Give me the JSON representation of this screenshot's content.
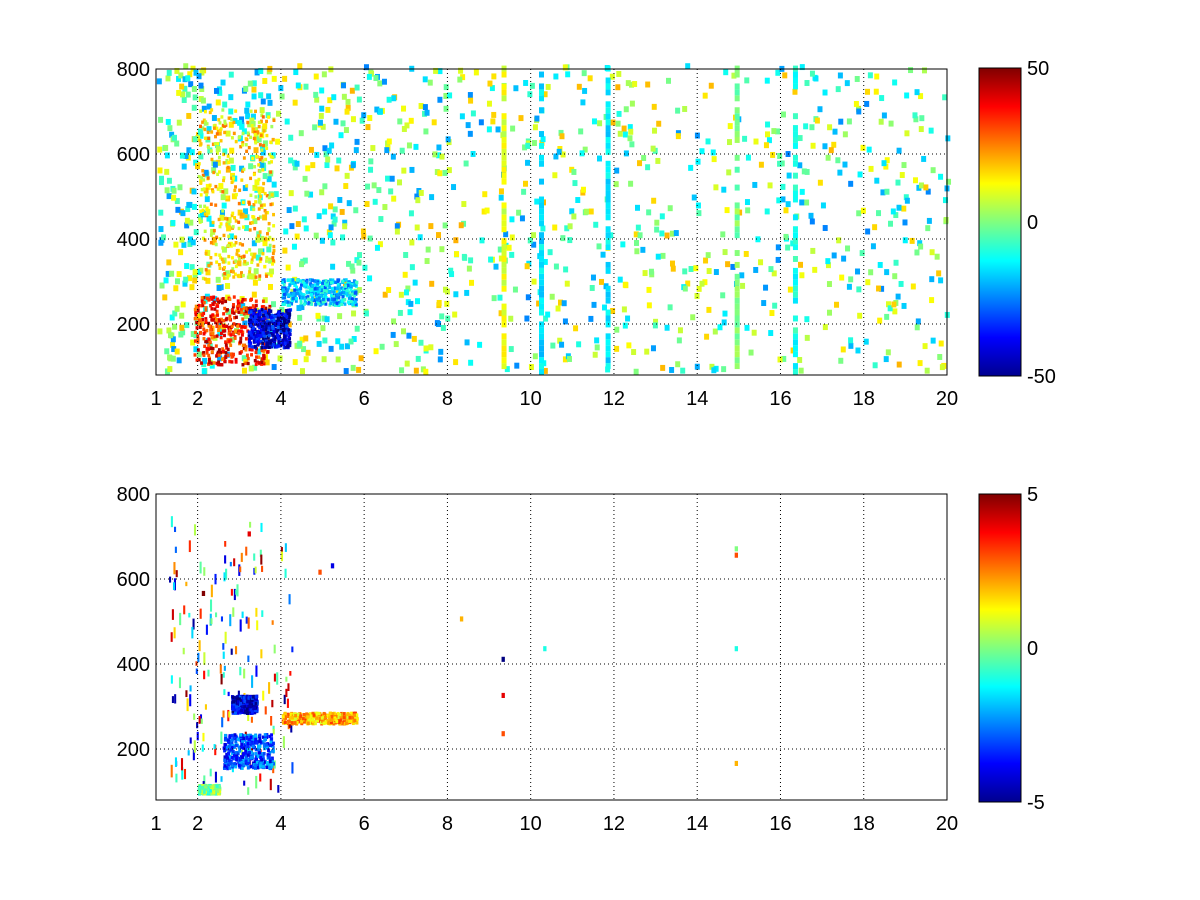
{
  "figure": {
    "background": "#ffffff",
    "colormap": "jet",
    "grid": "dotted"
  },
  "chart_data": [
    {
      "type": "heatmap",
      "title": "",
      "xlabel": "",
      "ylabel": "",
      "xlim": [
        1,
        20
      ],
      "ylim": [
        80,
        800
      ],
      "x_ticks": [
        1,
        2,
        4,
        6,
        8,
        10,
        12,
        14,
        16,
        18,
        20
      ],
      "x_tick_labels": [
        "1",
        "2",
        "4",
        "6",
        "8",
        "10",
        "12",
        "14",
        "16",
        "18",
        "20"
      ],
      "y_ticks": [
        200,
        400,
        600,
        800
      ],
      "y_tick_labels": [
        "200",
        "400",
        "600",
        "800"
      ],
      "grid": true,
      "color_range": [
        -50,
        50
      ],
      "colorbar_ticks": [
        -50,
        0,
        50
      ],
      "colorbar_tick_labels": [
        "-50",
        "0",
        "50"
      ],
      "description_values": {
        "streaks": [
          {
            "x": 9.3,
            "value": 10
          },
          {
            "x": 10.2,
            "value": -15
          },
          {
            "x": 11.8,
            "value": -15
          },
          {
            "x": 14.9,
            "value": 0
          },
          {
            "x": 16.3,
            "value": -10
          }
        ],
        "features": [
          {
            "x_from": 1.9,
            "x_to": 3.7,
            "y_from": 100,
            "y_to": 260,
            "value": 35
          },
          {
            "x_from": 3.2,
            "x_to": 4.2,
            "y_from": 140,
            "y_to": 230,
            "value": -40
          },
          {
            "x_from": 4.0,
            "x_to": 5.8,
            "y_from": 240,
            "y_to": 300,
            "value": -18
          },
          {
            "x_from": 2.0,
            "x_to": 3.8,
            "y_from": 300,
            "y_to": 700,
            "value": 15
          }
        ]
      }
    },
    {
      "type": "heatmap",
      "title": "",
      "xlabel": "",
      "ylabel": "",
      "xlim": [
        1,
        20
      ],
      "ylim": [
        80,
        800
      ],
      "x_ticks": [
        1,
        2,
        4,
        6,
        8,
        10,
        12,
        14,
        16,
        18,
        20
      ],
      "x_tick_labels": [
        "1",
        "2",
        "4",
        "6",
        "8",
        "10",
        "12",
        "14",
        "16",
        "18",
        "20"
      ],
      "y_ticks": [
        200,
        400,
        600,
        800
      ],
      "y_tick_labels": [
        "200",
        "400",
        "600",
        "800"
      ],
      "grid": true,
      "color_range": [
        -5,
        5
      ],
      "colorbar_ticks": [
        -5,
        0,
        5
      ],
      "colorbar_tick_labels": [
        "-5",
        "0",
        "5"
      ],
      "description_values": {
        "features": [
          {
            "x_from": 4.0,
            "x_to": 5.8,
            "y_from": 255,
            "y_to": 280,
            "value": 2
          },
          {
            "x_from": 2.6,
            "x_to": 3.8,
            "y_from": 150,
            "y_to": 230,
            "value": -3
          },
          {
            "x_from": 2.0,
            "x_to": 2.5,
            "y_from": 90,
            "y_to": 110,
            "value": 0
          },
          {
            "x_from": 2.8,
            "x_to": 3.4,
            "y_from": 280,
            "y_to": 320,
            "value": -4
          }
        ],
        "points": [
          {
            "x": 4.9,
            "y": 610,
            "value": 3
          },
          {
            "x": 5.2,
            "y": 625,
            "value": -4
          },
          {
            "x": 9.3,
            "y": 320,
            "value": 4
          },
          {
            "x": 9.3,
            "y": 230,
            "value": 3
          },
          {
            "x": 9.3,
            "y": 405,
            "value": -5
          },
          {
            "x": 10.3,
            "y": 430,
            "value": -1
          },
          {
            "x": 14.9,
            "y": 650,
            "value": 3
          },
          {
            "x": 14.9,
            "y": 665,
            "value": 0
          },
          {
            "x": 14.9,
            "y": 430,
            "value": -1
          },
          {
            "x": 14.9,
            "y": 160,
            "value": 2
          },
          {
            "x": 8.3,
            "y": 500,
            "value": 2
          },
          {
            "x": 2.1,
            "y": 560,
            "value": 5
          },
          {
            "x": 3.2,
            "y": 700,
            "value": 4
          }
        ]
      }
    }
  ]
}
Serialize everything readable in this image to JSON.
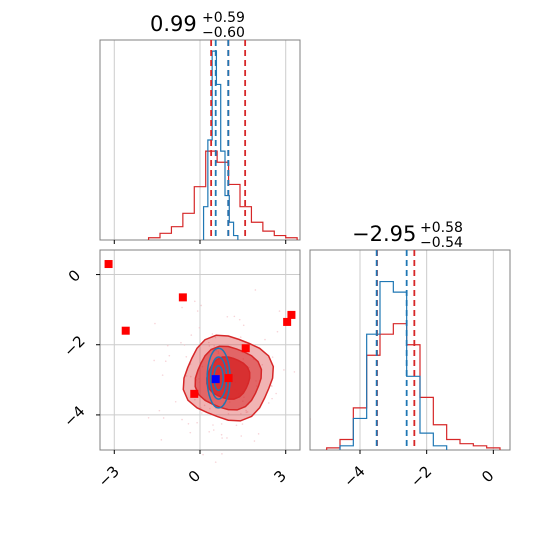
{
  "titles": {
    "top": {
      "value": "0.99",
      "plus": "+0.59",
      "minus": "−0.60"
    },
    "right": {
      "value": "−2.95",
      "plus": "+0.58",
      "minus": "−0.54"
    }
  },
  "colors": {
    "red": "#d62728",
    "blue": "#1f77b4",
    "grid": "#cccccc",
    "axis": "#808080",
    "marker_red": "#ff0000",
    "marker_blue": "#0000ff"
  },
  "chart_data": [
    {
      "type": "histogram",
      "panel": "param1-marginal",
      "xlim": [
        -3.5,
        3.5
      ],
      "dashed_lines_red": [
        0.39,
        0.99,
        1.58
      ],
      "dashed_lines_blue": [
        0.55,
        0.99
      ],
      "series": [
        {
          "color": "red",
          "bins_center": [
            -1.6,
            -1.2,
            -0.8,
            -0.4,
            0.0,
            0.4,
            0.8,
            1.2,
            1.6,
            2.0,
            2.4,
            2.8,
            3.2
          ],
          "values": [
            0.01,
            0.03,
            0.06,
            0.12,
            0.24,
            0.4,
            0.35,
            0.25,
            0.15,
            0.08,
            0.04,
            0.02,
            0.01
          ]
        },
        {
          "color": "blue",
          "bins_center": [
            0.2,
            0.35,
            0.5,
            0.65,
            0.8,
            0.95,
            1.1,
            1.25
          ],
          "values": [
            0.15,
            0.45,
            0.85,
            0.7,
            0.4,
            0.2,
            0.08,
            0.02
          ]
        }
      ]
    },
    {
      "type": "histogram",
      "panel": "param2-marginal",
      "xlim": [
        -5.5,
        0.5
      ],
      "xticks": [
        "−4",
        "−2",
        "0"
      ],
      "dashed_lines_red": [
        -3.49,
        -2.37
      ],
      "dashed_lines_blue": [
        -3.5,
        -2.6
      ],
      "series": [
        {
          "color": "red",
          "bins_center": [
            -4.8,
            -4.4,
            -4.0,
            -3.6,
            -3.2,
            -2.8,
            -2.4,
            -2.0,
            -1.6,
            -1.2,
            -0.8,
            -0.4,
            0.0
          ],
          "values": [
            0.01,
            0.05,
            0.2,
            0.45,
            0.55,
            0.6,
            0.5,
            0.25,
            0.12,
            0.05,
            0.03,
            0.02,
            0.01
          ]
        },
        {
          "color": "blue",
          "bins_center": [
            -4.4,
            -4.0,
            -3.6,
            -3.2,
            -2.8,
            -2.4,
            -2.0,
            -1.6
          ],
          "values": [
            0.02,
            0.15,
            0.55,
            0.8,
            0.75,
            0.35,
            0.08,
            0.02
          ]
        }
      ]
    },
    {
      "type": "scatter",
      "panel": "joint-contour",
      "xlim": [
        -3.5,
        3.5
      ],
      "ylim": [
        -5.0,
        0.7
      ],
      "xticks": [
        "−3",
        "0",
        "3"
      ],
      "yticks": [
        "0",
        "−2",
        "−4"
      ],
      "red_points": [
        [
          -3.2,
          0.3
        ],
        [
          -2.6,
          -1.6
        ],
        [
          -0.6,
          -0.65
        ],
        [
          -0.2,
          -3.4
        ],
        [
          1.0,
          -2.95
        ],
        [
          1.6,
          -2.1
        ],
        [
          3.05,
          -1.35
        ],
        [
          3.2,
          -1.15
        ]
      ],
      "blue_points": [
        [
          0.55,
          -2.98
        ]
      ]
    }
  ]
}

_What you will do:_ Pull out every line above that holds the word "marginal".

_Result:_
      "panel": "param1-marginal",
      "panel": "param2-marginal",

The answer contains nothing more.